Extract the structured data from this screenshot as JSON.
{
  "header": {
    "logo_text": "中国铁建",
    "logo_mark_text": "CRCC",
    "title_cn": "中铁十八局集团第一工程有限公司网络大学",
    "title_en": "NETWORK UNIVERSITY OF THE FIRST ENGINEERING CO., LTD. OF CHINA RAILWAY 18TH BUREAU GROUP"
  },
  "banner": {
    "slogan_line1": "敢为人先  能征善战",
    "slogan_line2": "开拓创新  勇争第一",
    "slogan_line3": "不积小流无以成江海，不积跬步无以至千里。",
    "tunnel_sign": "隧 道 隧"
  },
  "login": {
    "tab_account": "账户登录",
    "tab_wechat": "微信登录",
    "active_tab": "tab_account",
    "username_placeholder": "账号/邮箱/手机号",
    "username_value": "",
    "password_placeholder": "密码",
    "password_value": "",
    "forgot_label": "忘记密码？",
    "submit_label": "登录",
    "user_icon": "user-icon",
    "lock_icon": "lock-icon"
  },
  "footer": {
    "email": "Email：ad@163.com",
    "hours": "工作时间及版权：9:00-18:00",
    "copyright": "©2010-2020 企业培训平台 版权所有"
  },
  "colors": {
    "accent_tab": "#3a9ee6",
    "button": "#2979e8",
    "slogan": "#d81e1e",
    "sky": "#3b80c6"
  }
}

+ + + + + + +

Exercise objective
Reproduce the material above without altering a single character.

Solution to this exercise
Extract the structured data from this screenshot as JSON.
{
  "header": {
    "logo_text": "中国铁建",
    "logo_mark_text": "CRCC",
    "title_cn": "中铁十八局集团第一工程有限公司网络大学",
    "title_en": "NETWORK UNIVERSITY OF THE FIRST ENGINEERING CO., LTD. OF CHINA RAILWAY 18TH BUREAU GROUP"
  },
  "banner": {
    "slogan_line1": "敢为人先  能征善战",
    "slogan_line2": "开拓创新  勇争第一",
    "slogan_line3": "不积小流无以成江海，不积跬步无以至千里。",
    "tunnel_sign": "隧 道 隧"
  },
  "login": {
    "tab_account": "账户登录",
    "tab_wechat": "微信登录",
    "active_tab": "tab_account",
    "username_placeholder": "账号/邮箱/手机号",
    "username_value": "",
    "password_placeholder": "密码",
    "password_value": "",
    "forgot_label": "忘记密码？",
    "submit_label": "登录",
    "user_icon": "user-icon",
    "lock_icon": "lock-icon"
  },
  "footer": {
    "email": "Email：ad@163.com",
    "hours": "工作时间及版权：9:00-18:00",
    "copyright": "©2010-2020 企业培训平台 版权所有"
  },
  "colors": {
    "accent_tab": "#3a9ee6",
    "button": "#2979e8",
    "slogan": "#d81e1e",
    "sky": "#3b80c6"
  }
}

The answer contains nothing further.